**REQUIRED TASK**
Copy out each line that includes the word "this".

**DATA FOR PROCESSING**
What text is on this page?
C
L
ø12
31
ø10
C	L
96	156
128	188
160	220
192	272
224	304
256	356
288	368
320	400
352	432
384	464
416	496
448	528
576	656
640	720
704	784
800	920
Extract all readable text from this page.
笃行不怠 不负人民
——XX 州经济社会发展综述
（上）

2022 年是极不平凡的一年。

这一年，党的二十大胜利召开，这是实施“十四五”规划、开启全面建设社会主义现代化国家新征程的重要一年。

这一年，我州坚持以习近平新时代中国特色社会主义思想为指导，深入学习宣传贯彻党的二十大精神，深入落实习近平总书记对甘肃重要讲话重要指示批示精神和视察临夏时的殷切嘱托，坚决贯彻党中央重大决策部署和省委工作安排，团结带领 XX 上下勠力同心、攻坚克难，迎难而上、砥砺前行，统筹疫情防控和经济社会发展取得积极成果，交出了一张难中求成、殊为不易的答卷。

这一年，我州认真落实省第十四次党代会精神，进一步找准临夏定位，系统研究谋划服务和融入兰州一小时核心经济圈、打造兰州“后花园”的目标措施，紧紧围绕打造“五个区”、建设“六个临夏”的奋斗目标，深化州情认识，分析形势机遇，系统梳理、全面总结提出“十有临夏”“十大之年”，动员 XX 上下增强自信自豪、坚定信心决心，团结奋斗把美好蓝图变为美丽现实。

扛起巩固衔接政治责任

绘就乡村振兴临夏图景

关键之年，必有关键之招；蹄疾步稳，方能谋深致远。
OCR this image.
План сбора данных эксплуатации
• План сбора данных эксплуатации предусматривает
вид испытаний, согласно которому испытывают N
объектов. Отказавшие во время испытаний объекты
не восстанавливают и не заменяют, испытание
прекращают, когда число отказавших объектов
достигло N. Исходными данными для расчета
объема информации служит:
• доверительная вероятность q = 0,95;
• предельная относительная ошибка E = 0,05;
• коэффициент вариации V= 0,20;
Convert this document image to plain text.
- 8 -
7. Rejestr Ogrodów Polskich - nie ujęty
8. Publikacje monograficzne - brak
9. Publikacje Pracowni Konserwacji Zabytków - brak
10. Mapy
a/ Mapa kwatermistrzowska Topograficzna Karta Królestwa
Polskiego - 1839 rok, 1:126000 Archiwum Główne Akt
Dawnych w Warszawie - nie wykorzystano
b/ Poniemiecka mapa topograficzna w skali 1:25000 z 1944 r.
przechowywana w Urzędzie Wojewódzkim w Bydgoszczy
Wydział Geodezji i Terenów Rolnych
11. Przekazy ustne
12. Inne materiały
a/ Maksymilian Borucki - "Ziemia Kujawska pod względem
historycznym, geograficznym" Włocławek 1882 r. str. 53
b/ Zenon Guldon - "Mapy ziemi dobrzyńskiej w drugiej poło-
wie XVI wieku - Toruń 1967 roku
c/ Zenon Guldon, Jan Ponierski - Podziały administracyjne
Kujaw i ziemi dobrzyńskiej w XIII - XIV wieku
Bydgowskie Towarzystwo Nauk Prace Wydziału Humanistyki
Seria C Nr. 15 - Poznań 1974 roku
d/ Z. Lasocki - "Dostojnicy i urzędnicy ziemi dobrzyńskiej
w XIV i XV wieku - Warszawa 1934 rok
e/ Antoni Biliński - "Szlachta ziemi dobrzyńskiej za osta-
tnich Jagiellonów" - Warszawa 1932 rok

**FULL OUTPUT**
What text is on this page?
Extract all readable text from this page.
OCR this image.
Convert this document image to plain text.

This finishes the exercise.